**YOUR INSTRUCTIONS**
All of the records below need to be copied exactly.

**GIVEN RECORDS**

┌──

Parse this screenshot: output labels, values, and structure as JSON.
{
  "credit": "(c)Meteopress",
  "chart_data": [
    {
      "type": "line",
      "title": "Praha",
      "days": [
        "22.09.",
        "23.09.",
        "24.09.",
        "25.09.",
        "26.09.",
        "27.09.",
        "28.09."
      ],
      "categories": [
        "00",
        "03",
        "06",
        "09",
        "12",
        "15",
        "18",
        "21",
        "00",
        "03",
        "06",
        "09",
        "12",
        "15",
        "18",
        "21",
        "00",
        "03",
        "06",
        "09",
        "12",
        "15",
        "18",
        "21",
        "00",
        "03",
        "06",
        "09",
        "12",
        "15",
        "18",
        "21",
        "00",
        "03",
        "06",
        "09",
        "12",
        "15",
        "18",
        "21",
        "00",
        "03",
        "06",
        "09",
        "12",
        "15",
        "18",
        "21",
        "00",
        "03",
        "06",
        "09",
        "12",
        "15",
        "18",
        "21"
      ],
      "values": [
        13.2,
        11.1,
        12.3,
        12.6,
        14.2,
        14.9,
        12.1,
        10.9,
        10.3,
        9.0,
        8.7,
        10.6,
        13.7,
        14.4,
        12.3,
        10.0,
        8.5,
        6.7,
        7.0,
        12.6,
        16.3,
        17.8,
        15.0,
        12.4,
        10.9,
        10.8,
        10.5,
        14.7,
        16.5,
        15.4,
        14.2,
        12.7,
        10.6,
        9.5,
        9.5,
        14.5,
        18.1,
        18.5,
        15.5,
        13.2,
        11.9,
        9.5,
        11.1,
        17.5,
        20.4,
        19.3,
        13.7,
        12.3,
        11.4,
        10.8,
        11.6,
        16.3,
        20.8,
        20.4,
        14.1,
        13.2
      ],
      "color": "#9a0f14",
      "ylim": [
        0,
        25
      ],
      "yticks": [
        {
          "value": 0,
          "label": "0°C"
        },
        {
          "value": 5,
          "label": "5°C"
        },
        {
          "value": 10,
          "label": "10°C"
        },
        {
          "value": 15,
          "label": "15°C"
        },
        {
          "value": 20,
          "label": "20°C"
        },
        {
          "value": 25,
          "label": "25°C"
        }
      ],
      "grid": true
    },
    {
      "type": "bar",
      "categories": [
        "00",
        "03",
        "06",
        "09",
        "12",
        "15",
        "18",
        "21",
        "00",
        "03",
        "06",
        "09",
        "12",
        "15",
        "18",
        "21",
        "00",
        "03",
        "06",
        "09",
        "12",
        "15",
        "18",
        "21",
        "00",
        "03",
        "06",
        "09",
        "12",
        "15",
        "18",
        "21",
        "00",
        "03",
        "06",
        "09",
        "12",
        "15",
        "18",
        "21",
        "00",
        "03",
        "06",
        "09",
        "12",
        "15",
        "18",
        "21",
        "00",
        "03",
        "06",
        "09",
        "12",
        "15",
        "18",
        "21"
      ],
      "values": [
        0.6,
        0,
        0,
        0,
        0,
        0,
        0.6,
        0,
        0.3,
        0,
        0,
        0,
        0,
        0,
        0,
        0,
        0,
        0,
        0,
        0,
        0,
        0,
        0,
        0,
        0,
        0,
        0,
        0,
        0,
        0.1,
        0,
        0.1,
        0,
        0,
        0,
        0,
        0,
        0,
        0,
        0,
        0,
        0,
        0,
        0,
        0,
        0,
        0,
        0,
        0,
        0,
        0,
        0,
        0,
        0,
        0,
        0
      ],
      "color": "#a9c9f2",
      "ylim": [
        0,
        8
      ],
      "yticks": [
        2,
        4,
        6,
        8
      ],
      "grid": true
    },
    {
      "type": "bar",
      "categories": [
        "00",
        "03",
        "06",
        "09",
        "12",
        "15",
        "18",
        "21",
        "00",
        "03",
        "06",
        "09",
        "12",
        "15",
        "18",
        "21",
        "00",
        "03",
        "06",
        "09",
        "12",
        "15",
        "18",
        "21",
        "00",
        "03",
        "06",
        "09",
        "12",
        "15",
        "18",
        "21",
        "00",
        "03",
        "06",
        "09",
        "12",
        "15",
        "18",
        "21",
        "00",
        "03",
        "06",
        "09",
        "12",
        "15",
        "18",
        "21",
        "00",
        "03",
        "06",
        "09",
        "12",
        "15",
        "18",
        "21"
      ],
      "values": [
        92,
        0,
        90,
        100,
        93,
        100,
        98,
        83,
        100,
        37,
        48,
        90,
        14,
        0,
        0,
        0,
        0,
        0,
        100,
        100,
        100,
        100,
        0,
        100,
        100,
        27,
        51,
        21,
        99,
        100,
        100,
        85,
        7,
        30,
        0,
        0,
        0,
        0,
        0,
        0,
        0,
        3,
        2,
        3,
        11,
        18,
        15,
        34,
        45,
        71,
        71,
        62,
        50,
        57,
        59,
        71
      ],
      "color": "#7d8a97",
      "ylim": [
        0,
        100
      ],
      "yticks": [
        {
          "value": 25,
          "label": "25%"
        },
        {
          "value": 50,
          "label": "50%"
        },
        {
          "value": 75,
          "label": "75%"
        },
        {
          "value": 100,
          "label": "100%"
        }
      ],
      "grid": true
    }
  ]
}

└──

**COMPLETED EXERCISE**
Parse this screenshot: output labels, values, and structure as JSON.
{
  "credit": "(c)Meteopress",
  "chart_data": [
    {
      "type": "line",
      "title": "Praha",
      "days": [
        "22.09.",
        "23.09.",
        "24.09.",
        "25.09.",
        "26.09.",
        "27.09.",
        "28.09."
      ],
      "categories": [
        "00",
        "03",
        "06",
        "09",
        "12",
        "15",
        "18",
        "21",
        "00",
        "03",
        "06",
        "09",
        "12",
        "15",
        "18",
        "21",
        "00",
        "03",
        "06",
        "09",
        "12",
        "15",
        "18",
        "21",
        "00",
        "03",
        "06",
        "09",
        "12",
        "15",
        "18",
        "21",
        "00",
        "03",
        "06",
        "09",
        "12",
        "15",
        "18",
        "21",
        "00",
        "03",
        "06",
        "09",
        "12",
        "15",
        "18",
        "21",
        "00",
        "03",
        "06",
        "09",
        "12",
        "15",
        "18",
        "21"
      ],
      "values": [
        13.2,
        11.1,
        12.3,
        12.6,
        14.2,
        14.9,
        12.1,
        10.9,
        10.3,
        9.0,
        8.7,
        10.6,
        13.7,
        14.4,
        12.3,
        10.0,
        8.5,
        6.7,
        7.0,
        12.6,
        16.3,
        17.8,
        15.0,
        12.4,
        10.9,
        10.8,
        10.5,
        14.7,
        16.5,
        15.4,
        14.2,
        12.7,
        10.6,
        9.5,
        9.5,
        14.5,
        18.1,
        18.5,
        15.5,
        13.2,
        11.9,
        9.5,
        11.1,
        17.5,
        20.4,
        19.3,
        13.7,
        12.3,
        11.4,
        10.8,
        11.6,
        16.3,
        20.8,
        20.4,
        14.1,
        13.2
      ],
      "color": "#9a0f14",
      "ylim": [
        0,
        25
      ],
      "yticks": [
        {
          "value": 0,
          "label": "0°C"
        },
        {
          "value": 5,
          "label": "5°C"
        },
        {
          "value": 10,
          "label": "10°C"
        },
        {
          "value": 15,
          "label": "15°C"
        },
        {
          "value": 20,
          "label": "20°C"
        },
        {
          "value": 25,
          "label": "25°C"
        }
      ],
      "grid": true
    },
    {
      "type": "bar",
      "categories": [
        "00",
        "03",
        "06",
        "09",
        "12",
        "15",
        "18",
        "21",
        "00",
        "03",
        "06",
        "09",
        "12",
        "15",
        "18",
        "21",
        "00",
        "03",
        "06",
        "09",
        "12",
        "15",
        "18",
        "21",
        "00",
        "03",
        "06",
        "09",
        "12",
        "15",
        "18",
        "21",
        "00",
        "03",
        "06",
        "09",
        "12",
        "15",
        "18",
        "21",
        "00",
        "03",
        "06",
        "09",
        "12",
        "15",
        "18",
        "21",
        "00",
        "03",
        "06",
        "09",
        "12",
        "15",
        "18",
        "21"
      ],
      "values": [
        0.6,
        0,
        0,
        0,
        0,
        0,
        0.6,
        0,
        0.3,
        0,
        0,
        0,
        0,
        0,
        0,
        0,
        0,
        0,
        0,
        0,
        0,
        0,
        0,
        0,
        0,
        0,
        0,
        0,
        0,
        0.1,
        0,
        0.1,
        0,
        0,
        0,
        0,
        0,
        0,
        0,
        0,
        0,
        0,
        0,
        0,
        0,
        0,
        0,
        0,
        0,
        0,
        0,
        0,
        0,
        0,
        0,
        0
      ],
      "color": "#a9c9f2",
      "ylim": [
        0,
        8
      ],
      "yticks": [
        2,
        4,
        6,
        8
      ],
      "grid": true
    },
    {
      "type": "bar",
      "categories": [
        "00",
        "03",
        "06",
        "09",
        "12",
        "15",
        "18",
        "21",
        "00",
        "03",
        "06",
        "09",
        "12",
        "15",
        "18",
        "21",
        "00",
        "03",
        "06",
        "09",
        "12",
        "15",
        "18",
        "21",
        "00",
        "03",
        "06",
        "09",
        "12",
        "15",
        "18",
        "21",
        "00",
        "03",
        "06",
        "09",
        "12",
        "15",
        "18",
        "21",
        "00",
        "03",
        "06",
        "09",
        "12",
        "15",
        "18",
        "21",
        "00",
        "03",
        "06",
        "09",
        "12",
        "15",
        "18",
        "21"
      ],
      "values": [
        92,
        0,
        90,
        100,
        93,
        100,
        98,
        83,
        100,
        37,
        48,
        90,
        14,
        0,
        0,
        0,
        0,
        0,
        100,
        100,
        100,
        100,
        0,
        100,
        100,
        27,
        51,
        21,
        99,
        100,
        100,
        85,
        7,
        30,
        0,
        0,
        0,
        0,
        0,
        0,
        0,
        3,
        2,
        3,
        11,
        18,
        15,
        34,
        45,
        71,
        71,
        62,
        50,
        57,
        59,
        71
      ],
      "color": "#7d8a97",
      "ylim": [
        0,
        100
      ],
      "yticks": [
        {
          "value": 25,
          "label": "25%"
        },
        {
          "value": 50,
          "label": "50%"
        },
        {
          "value": 75,
          "label": "75%"
        },
        {
          "value": 100,
          "label": "100%"
        }
      ],
      "grid": true
    }
  ]
}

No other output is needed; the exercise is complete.